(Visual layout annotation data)
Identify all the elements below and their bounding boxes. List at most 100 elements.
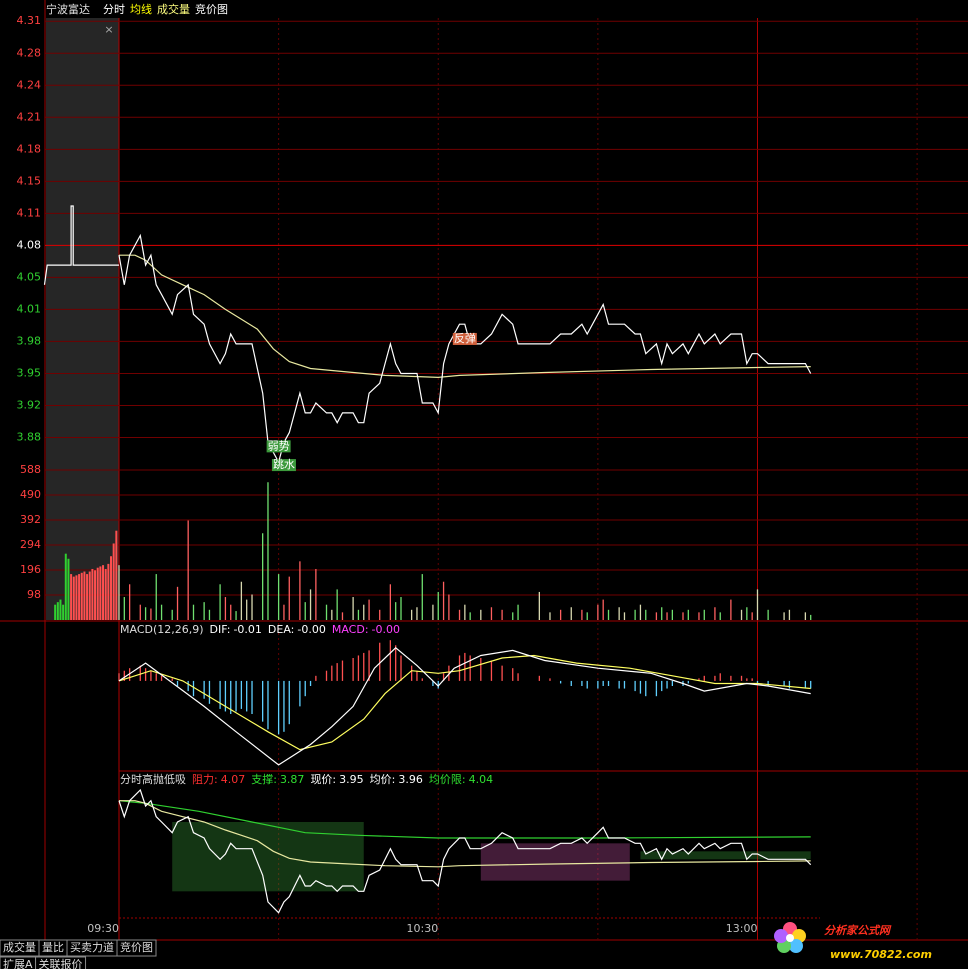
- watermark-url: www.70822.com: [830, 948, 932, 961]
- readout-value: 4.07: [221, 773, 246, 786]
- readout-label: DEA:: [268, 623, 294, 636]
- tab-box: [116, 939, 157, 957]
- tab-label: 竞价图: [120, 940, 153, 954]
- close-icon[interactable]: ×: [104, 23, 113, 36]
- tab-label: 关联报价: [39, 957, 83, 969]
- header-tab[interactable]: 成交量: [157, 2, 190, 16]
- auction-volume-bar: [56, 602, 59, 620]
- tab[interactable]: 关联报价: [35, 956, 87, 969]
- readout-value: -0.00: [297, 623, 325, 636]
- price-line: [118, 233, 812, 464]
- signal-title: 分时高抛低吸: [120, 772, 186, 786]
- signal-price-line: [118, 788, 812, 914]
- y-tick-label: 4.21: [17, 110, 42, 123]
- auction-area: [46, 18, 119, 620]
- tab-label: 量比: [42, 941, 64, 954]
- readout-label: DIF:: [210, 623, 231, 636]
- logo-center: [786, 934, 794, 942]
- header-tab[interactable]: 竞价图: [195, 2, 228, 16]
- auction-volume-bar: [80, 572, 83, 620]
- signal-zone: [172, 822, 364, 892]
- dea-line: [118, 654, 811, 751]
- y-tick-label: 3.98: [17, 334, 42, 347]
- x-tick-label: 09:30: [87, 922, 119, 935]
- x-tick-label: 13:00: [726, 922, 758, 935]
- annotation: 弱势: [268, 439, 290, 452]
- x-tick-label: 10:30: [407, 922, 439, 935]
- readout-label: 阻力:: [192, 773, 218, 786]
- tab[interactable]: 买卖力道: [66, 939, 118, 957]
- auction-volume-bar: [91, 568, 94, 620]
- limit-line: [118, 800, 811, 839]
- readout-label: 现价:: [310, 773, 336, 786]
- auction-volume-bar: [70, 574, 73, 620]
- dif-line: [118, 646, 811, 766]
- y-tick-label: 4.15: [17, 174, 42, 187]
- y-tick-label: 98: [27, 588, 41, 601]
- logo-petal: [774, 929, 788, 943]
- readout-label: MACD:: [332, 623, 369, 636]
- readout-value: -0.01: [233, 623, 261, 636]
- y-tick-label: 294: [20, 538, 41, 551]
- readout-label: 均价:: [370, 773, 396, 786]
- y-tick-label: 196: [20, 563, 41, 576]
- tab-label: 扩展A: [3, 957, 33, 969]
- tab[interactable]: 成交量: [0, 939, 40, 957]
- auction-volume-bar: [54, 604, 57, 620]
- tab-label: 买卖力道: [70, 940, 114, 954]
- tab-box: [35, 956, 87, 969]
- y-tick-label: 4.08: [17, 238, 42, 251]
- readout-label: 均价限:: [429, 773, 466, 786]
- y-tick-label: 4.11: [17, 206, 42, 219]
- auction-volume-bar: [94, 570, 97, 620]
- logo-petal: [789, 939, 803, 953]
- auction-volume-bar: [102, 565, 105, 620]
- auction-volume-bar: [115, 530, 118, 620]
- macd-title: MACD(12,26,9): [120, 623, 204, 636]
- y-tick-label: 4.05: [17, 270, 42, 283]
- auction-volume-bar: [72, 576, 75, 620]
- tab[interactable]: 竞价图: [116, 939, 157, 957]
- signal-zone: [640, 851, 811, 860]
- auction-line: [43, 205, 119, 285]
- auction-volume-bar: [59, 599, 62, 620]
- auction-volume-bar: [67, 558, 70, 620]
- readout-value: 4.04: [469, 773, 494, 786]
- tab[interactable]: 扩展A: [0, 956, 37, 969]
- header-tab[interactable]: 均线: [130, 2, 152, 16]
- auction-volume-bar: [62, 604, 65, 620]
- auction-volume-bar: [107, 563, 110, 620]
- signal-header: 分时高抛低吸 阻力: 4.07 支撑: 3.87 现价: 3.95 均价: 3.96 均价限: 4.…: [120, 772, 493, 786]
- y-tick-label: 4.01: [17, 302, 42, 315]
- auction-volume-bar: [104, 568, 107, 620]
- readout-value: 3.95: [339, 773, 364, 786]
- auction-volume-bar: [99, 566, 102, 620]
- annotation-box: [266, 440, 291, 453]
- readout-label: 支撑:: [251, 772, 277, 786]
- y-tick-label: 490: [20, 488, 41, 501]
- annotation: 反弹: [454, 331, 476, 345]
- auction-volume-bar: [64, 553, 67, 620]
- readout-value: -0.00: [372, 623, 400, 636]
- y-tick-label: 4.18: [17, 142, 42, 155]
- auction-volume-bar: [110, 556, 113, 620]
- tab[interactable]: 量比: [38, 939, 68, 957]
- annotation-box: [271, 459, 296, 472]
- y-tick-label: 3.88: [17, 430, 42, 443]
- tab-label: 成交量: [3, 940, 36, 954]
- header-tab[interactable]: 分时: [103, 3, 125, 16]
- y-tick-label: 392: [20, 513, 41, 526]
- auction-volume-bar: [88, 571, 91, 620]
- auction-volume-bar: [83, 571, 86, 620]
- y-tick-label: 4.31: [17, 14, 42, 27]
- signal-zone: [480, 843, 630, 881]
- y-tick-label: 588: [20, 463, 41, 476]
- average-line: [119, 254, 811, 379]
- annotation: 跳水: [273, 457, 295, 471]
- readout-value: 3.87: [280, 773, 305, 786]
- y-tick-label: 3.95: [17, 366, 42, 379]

--

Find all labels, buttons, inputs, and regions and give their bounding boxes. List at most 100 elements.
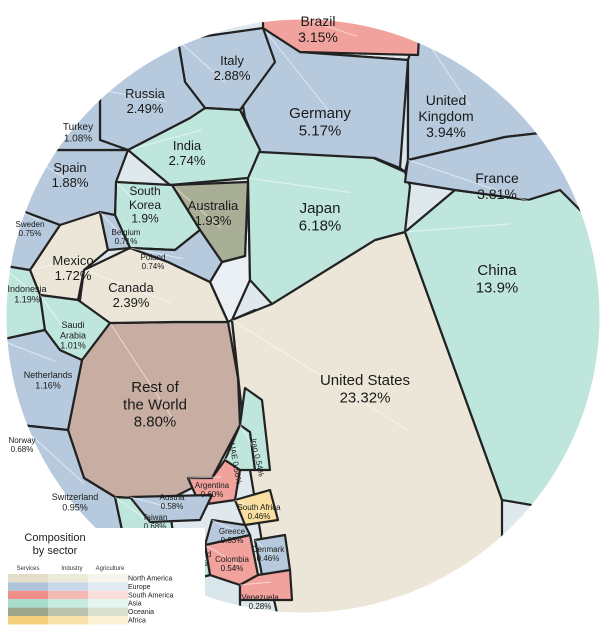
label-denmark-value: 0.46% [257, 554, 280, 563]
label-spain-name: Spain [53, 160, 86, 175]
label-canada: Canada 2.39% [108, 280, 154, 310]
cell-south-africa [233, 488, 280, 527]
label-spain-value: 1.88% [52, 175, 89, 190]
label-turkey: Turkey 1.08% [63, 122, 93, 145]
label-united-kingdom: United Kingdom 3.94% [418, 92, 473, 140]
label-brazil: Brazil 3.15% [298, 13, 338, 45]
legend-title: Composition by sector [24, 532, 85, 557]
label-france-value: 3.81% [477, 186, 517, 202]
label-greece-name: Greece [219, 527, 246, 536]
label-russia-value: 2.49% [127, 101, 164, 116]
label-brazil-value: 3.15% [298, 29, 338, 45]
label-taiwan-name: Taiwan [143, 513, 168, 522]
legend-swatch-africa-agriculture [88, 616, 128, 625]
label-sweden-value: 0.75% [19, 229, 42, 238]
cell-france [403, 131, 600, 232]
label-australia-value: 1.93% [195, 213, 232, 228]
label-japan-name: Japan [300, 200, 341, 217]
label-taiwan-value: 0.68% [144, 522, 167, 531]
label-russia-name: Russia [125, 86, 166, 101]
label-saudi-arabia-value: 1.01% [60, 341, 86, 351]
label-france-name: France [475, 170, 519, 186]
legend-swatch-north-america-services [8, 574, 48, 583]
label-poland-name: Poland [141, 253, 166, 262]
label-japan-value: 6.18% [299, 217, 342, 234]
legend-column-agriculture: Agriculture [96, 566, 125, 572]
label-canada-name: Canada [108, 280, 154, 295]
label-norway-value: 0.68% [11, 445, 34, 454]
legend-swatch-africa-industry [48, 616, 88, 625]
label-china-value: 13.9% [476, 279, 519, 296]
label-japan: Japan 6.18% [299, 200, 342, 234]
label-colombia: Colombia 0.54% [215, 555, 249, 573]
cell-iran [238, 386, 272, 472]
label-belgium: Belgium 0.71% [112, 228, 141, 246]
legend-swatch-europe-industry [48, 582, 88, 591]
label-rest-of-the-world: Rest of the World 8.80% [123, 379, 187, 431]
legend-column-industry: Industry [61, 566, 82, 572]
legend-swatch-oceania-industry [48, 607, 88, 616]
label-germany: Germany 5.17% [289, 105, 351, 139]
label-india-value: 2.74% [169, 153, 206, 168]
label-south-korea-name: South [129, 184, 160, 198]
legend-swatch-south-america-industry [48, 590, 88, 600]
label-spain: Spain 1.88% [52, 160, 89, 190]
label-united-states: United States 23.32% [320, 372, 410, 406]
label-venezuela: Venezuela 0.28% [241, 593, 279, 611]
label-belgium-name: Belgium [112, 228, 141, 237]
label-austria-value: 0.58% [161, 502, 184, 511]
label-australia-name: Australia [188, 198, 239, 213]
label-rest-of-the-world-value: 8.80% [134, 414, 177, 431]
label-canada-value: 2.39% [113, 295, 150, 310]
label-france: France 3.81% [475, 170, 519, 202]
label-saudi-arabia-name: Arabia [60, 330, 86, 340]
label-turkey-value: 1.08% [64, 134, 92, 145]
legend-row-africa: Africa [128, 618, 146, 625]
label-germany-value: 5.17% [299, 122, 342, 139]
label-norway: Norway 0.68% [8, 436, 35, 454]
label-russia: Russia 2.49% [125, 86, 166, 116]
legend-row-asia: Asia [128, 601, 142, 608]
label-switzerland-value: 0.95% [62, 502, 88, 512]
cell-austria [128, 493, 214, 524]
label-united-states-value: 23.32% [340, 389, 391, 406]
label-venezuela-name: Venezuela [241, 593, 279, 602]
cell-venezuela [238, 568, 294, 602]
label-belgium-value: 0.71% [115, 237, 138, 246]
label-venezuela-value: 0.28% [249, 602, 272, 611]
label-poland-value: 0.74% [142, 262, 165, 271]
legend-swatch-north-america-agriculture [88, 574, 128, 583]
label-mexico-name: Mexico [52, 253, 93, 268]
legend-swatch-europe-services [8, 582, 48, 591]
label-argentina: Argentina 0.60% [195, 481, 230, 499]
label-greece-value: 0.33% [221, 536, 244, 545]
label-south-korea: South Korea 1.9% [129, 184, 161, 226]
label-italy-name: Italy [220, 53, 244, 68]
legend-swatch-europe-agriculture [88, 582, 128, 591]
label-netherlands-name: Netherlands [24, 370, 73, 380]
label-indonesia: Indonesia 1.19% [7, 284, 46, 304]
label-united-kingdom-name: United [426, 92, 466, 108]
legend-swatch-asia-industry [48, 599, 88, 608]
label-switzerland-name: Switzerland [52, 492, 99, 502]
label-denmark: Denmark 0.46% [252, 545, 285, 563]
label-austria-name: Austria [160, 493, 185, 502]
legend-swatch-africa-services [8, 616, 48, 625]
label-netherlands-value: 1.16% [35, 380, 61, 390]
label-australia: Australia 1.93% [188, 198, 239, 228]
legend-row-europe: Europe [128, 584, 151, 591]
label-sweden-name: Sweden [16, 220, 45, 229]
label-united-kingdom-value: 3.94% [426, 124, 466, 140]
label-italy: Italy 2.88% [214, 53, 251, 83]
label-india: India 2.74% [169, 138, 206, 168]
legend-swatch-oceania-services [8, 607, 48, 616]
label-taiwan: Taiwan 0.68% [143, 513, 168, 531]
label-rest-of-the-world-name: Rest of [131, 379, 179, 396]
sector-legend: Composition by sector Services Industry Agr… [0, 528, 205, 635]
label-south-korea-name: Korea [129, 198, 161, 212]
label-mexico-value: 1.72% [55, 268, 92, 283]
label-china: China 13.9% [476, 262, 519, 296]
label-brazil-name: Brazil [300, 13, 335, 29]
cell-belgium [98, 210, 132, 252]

### WHAT YOU WILL DO:
Quote the entries from the line that contains "label-denmark-value: 0.46% [257, 554, 280, 563]" up to and including the line that contains "label-taiwan-name: Taiwan [143, 513, 168, 522]", repeating each one as it appears.

### OUTPUT FOR THIS EXERCISE:
label-denmark-value: 0.46% [257, 554, 280, 563]
label-spain-name: Spain [53, 160, 86, 175]
label-canada: Canada 2.39% [108, 280, 154, 310]
cell-south-africa [233, 488, 280, 527]
label-spain-value: 1.88% [52, 175, 89, 190]
label-turkey: Turkey 1.08% [63, 122, 93, 145]
label-united-kingdom: United Kingdom 3.94% [418, 92, 473, 140]
label-brazil: Brazil 3.15% [298, 13, 338, 45]
legend-title: Composition by sector [24, 532, 85, 557]
label-france-value: 3.81% [477, 186, 517, 202]
label-greece-name: Greece [219, 527, 246, 536]
label-russia-value: 2.49% [127, 101, 164, 116]
label-brazil-value: 3.15% [298, 29, 338, 45]
label-taiwan-name: Taiwan [143, 513, 168, 522]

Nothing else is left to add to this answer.